== Dataset entries ==

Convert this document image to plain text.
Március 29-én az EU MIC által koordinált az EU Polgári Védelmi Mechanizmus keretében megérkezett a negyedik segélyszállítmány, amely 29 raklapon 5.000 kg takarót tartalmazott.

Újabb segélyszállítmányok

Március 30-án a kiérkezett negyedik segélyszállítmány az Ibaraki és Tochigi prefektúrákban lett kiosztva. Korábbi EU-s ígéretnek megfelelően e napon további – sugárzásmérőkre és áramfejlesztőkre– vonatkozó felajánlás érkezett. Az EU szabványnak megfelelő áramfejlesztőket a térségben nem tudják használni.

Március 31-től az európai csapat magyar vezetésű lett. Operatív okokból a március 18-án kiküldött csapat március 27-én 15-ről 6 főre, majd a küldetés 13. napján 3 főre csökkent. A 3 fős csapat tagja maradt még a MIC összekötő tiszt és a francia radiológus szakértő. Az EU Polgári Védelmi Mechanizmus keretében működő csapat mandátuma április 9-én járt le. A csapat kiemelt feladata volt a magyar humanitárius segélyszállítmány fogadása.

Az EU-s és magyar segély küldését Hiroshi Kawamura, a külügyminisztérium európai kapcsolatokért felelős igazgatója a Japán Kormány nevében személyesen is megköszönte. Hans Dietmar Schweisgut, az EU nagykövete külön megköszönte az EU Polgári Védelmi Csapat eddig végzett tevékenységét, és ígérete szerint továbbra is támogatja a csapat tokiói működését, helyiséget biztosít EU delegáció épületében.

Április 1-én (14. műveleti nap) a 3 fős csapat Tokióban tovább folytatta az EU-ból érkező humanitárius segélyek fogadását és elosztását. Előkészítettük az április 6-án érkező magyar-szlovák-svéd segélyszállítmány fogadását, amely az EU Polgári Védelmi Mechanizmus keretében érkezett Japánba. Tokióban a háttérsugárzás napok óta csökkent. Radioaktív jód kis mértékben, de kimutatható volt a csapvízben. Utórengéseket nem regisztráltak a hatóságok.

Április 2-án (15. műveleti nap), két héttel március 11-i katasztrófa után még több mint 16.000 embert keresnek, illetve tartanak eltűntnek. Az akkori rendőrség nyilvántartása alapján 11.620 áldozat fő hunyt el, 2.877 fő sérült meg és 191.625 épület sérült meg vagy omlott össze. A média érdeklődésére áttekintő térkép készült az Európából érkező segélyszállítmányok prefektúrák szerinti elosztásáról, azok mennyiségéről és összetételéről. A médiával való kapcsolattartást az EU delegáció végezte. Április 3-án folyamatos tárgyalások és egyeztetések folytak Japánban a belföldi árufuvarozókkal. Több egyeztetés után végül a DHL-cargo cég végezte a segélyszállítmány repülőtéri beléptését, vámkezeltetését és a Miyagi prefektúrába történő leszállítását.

===
== Dataset entries ==

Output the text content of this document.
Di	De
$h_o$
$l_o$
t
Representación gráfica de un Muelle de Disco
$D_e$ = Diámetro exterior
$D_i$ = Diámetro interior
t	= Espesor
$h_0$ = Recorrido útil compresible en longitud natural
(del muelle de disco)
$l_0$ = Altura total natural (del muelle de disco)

===

* Aim of the exercise:
Copy all lines in the listing above where the string "Mechanizmus" appears.

* Response to this exercise:
Március 29-én az EU MIC által koordinált az EU Polgári Védelmi Mechanizmus keretében megérkezett a negyedik segélyszállítmány, amely 29 raklapon 5.000 kg takarót tartalmazott.
Március 31-től az európai csapat magyar vezetésű lett. Operatív okokból a március 18-án kiküldött csapat március 27-én 15-ről 6 főre, majd a küldetés 13. napján 3 főre csökkent. A 3 fős csapat tagja maradt még a MIC összekötő tiszt és a francia radiológus szakértő. Az EU Polgári Védelmi Mechanizmus keretében működő csapat mandátuma április 9-én járt le. A csapat kiemelt feladata volt a magyar humanitárius segélyszállítmány fogadása.
Április 1-én (14. műveleti nap) a 3 fős csapat Tokióban tovább folytatta az EU-ból érkező humanitárius segélyek fogadását és elosztását. Előkészítettük az április 6-án érkező magyar-szlovák-svéd segélyszállítmány fogadását, amely az EU Polgári Védelmi Mechanizmus keretében érkezett Japánba. Tokióban a háttérsugárzás napok óta csökkent. Radioaktív jód kis mértékben, de kimutatható volt a csapvízben. Utórengéseket nem regisztráltak a hatóságok.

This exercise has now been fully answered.